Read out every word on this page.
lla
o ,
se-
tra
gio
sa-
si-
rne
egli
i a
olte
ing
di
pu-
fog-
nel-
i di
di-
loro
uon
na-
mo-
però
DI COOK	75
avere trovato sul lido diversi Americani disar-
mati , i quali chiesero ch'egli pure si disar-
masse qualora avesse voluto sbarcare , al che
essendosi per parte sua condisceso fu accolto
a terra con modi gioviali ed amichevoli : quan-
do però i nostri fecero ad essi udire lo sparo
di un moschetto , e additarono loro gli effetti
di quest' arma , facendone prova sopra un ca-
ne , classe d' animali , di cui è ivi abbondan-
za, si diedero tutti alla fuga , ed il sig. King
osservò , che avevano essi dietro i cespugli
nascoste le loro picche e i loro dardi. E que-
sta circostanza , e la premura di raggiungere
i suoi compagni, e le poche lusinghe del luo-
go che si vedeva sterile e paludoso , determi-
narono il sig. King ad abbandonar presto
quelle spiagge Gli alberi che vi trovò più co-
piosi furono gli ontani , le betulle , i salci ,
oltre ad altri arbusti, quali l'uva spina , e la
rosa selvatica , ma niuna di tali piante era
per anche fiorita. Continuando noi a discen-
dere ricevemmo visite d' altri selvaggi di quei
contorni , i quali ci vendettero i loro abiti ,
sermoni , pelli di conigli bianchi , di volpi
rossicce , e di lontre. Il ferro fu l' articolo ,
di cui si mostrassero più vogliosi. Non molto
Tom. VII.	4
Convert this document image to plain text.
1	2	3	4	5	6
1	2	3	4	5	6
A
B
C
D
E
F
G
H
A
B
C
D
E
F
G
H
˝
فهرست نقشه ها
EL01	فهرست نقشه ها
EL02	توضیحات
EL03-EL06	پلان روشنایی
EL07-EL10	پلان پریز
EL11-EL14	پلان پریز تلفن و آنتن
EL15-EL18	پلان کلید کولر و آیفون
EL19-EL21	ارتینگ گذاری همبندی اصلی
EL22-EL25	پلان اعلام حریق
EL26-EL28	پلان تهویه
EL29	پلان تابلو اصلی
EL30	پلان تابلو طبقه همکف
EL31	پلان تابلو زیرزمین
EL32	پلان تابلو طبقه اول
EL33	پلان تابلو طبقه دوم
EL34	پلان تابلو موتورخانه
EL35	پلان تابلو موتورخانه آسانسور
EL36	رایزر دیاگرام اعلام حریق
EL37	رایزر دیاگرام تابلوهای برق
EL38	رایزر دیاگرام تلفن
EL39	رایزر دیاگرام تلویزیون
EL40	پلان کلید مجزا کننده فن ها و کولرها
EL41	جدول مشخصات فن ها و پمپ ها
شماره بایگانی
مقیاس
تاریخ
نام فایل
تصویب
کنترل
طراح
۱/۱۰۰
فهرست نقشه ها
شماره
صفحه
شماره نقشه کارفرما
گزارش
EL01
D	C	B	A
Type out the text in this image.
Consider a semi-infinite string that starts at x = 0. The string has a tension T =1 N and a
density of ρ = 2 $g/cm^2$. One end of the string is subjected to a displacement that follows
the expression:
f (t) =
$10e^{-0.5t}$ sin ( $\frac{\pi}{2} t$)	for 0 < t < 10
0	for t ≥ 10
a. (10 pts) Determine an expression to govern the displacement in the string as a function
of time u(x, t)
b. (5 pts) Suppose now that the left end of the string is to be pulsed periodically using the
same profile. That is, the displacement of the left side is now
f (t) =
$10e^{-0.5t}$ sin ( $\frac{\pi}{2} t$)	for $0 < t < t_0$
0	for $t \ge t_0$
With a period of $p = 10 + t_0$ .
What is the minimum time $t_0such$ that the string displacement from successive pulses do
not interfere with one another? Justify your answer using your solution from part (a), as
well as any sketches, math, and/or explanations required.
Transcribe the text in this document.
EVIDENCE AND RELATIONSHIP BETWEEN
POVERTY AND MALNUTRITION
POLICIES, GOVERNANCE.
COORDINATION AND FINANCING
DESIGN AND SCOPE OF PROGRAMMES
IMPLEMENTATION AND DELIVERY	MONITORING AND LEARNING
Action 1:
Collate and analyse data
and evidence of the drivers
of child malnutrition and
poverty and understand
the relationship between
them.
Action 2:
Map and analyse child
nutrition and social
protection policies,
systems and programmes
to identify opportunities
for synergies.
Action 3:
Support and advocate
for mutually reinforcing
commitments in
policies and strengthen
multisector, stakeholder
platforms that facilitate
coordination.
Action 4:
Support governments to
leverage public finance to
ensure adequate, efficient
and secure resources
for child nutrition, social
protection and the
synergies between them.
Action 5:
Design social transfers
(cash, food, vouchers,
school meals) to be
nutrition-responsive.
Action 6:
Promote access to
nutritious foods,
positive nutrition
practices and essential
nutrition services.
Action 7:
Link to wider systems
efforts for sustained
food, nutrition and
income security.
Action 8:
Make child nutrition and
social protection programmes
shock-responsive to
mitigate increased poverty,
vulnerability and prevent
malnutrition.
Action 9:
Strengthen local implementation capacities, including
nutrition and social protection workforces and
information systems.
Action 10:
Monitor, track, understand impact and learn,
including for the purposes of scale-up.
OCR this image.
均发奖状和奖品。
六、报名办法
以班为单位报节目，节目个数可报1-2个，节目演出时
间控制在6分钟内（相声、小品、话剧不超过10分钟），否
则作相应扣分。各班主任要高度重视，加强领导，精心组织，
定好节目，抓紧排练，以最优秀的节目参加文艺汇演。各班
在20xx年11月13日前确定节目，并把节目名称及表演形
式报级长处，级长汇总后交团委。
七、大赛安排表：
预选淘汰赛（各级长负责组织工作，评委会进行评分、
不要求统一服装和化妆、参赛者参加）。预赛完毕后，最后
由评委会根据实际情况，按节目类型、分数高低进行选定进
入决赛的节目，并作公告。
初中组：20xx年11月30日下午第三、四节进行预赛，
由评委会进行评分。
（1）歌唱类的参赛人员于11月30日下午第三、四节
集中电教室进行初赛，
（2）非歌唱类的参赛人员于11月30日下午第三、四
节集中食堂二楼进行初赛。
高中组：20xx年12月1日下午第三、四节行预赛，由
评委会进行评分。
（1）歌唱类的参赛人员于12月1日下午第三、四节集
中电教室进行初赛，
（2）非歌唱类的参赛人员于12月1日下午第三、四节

######

### [Aim]
Only a number is wanted: how many lines of the material above hold "egli"?

### [The answer]
2